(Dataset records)
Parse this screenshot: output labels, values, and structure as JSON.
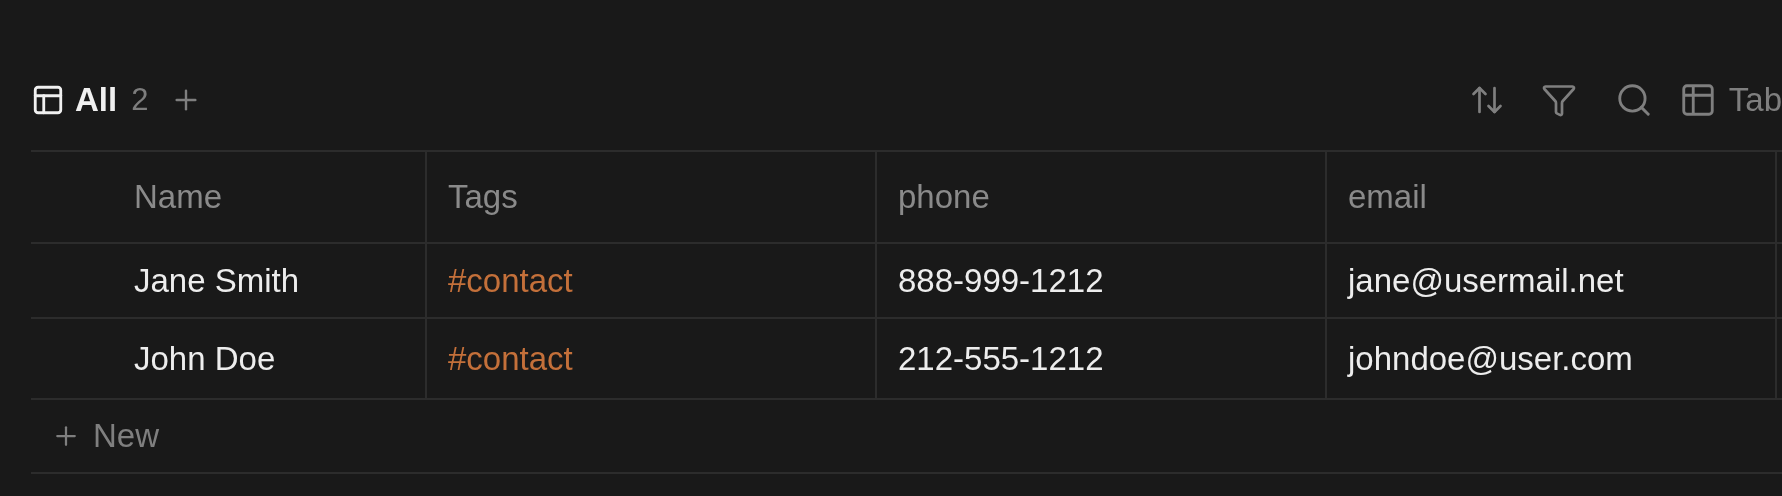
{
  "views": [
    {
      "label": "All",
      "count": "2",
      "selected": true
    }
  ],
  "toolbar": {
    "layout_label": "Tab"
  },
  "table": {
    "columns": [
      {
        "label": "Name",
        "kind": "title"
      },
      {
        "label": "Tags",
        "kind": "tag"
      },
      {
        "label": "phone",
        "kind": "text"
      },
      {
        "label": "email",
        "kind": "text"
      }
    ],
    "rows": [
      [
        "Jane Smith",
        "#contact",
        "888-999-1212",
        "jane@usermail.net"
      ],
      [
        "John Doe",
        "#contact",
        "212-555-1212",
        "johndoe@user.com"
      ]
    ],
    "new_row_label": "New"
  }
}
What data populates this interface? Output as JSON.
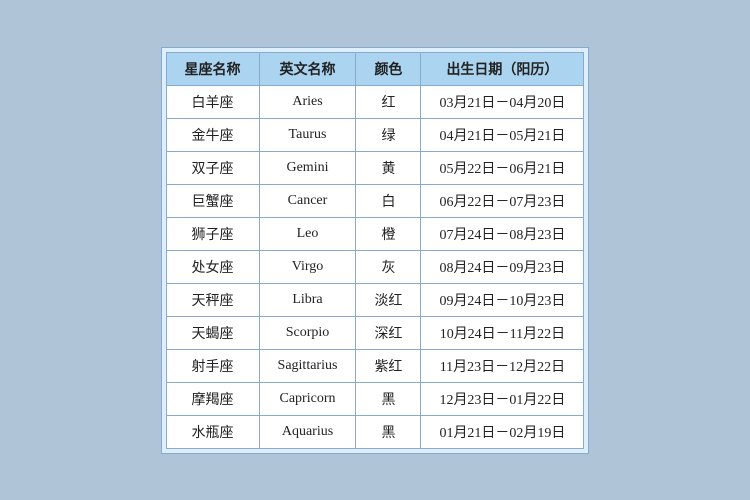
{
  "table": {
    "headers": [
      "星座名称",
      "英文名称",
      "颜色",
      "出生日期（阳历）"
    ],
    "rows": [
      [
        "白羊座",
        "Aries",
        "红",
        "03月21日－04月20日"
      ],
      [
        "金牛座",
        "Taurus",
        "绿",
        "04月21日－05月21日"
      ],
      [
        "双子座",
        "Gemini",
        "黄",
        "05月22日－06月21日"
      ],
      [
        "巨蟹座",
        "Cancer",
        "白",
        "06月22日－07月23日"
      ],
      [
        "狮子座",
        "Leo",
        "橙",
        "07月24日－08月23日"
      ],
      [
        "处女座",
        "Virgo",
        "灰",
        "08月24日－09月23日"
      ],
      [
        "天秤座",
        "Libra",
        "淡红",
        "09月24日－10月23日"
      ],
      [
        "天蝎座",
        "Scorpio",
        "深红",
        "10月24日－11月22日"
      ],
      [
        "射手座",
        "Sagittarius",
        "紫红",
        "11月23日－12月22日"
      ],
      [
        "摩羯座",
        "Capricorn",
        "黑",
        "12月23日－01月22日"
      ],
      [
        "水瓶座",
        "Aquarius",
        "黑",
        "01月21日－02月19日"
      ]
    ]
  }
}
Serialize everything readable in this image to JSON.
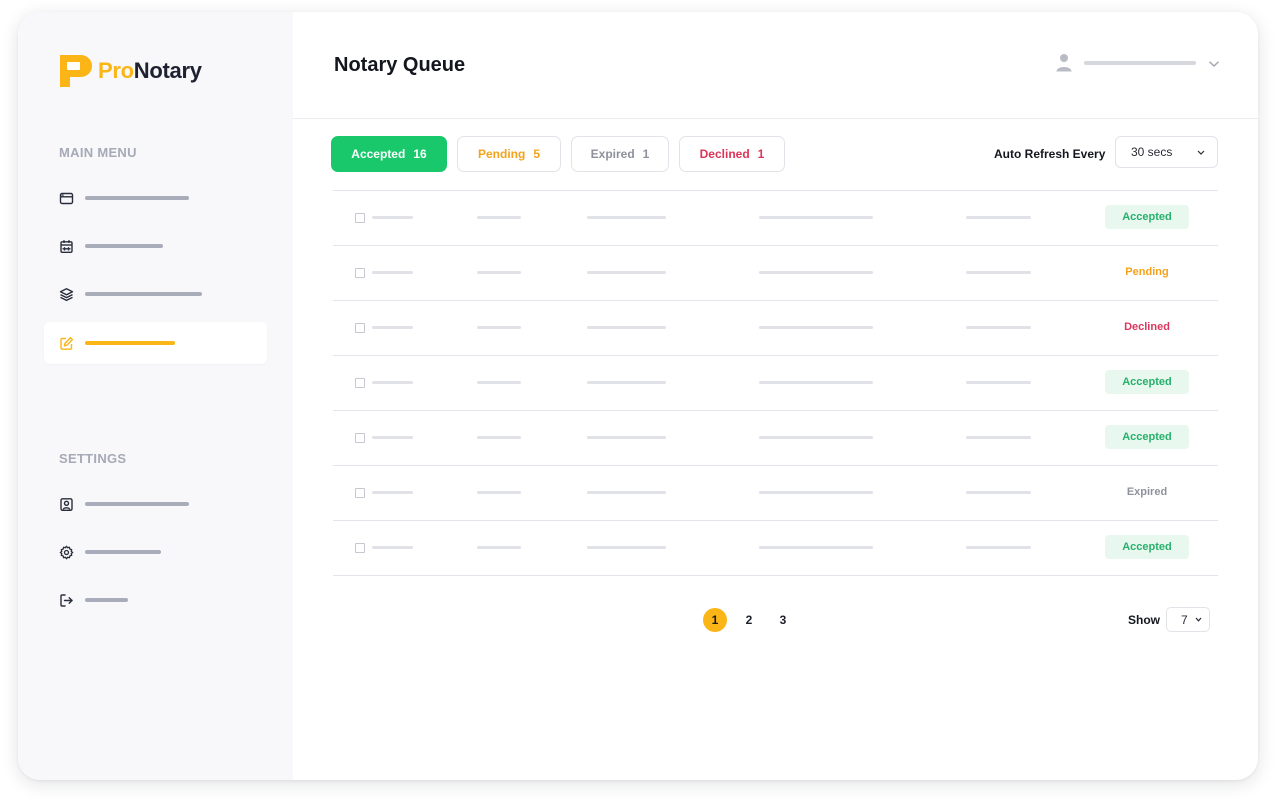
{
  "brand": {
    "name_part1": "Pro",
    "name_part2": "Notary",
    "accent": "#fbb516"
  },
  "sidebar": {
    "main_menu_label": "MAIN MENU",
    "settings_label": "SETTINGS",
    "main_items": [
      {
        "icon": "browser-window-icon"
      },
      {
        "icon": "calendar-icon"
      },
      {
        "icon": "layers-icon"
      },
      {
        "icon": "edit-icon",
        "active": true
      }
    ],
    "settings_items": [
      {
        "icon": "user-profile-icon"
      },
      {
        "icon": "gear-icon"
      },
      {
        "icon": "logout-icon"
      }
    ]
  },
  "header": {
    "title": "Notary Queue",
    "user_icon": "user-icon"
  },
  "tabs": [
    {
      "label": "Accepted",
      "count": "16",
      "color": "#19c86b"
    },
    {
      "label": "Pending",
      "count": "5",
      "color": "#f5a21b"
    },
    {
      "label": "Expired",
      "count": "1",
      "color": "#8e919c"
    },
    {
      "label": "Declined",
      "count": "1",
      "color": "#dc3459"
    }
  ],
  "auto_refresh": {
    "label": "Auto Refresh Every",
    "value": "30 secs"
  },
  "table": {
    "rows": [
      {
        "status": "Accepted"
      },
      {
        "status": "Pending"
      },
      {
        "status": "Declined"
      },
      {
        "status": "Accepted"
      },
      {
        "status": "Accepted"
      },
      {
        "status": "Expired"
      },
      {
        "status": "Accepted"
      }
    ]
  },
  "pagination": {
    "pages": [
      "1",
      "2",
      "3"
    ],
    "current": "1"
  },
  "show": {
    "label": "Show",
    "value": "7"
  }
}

__What to produce__: Are you able to set down all the lines above exactly, without any pictures?

__Solved exercise__:
Parse this screenshot: output labels, values, and structure as JSON.
{
  "views": [
    {
      "label": "All",
      "count": "2",
      "selected": true
    }
  ],
  "toolbar": {
    "layout_label": "Tab"
  },
  "table": {
    "columns": [
      {
        "label": "Name",
        "kind": "title"
      },
      {
        "label": "Tags",
        "kind": "tag"
      },
      {
        "label": "phone",
        "kind": "text"
      },
      {
        "label": "email",
        "kind": "text"
      }
    ],
    "rows": [
      [
        "Jane Smith",
        "#contact",
        "888-999-1212",
        "jane@usermail.net"
      ],
      [
        "John Doe",
        "#contact",
        "212-555-1212",
        "johndoe@user.com"
      ]
    ],
    "new_row_label": "New"
  }
}
What data populates this interface? Output as JSON.
{
  "table": {
    "headers": [
      "星座名称",
      "英文名称",
      "颜色",
      "出生日期（阳历）"
    ],
    "rows": [
      [
        "白羊座",
        "Aries",
        "红",
        "03月21日－04月20日"
      ],
      [
        "金牛座",
        "Taurus",
        "绿",
        "04月21日－05月21日"
      ],
      [
        "双子座",
        "Gemini",
        "黄",
        "05月22日－06月21日"
      ],
      [
        "巨蟹座",
        "Cancer",
        "白",
        "06月22日－07月23日"
      ],
      [
        "狮子座",
        "Leo",
        "橙",
        "07月24日－08月23日"
      ],
      [
        "处女座",
        "Virgo",
        "灰",
        "08月24日－09月23日"
      ],
      [
        "天秤座",
        "Libra",
        "淡红",
        "09月24日－10月23日"
      ],
      [
        "天蝎座",
        "Scorpio",
        "深红",
        "10月24日－11月22日"
      ],
      [
        "射手座",
        "Sagittarius",
        "紫红",
        "11月23日－12月22日"
      ],
      [
        "摩羯座",
        "Capricorn",
        "黑",
        "12月23日－01月22日"
      ],
      [
        "水瓶座",
        "Aquarius",
        "黑",
        "01月21日－02月19日"
      ]
    ]
  }
}
Serialize everything readable in this image to JSON.
{
  "brand": {
    "name_part1": "Pro",
    "name_part2": "Notary",
    "accent": "#fbb516"
  },
  "sidebar": {
    "main_menu_label": "MAIN MENU",
    "settings_label": "SETTINGS",
    "main_items": [
      {
        "icon": "browser-window-icon"
      },
      {
        "icon": "calendar-icon"
      },
      {
        "icon": "layers-icon"
      },
      {
        "icon": "edit-icon",
        "active": true
      }
    ],
    "settings_items": [
      {
        "icon": "user-profile-icon"
      },
      {
        "icon": "gear-icon"
      },
      {
        "icon": "logout-icon"
      }
    ]
  },
  "header": {
    "title": "Notary Queue",
    "user_icon": "user-icon"
  },
  "tabs": [
    {
      "label": "Accepted",
      "count": "16",
      "color": "#19c86b"
    },
    {
      "label": "Pending",
      "count": "5",
      "color": "#f5a21b"
    },
    {
      "label": "Expired",
      "count": "1",
      "color": "#8e919c"
    },
    {
      "label": "Declined",
      "count": "1",
      "color": "#dc3459"
    }
  ],
  "auto_refresh": {
    "label": "Auto Refresh Every",
    "value": "30 secs"
  },
  "table": {
    "rows": [
      {
        "status": "Accepted"
      },
      {
        "status": "Pending"
      },
      {
        "status": "Declined"
      },
      {
        "status": "Accepted"
      },
      {
        "status": "Accepted"
      },
      {
        "status": "Expired"
      },
      {
        "status": "Accepted"
      }
    ]
  },
  "pagination": {
    "pages": [
      "1",
      "2",
      "3"
    ],
    "current": "1"
  },
  "show": {
    "label": "Show",
    "value": "7"
  }
}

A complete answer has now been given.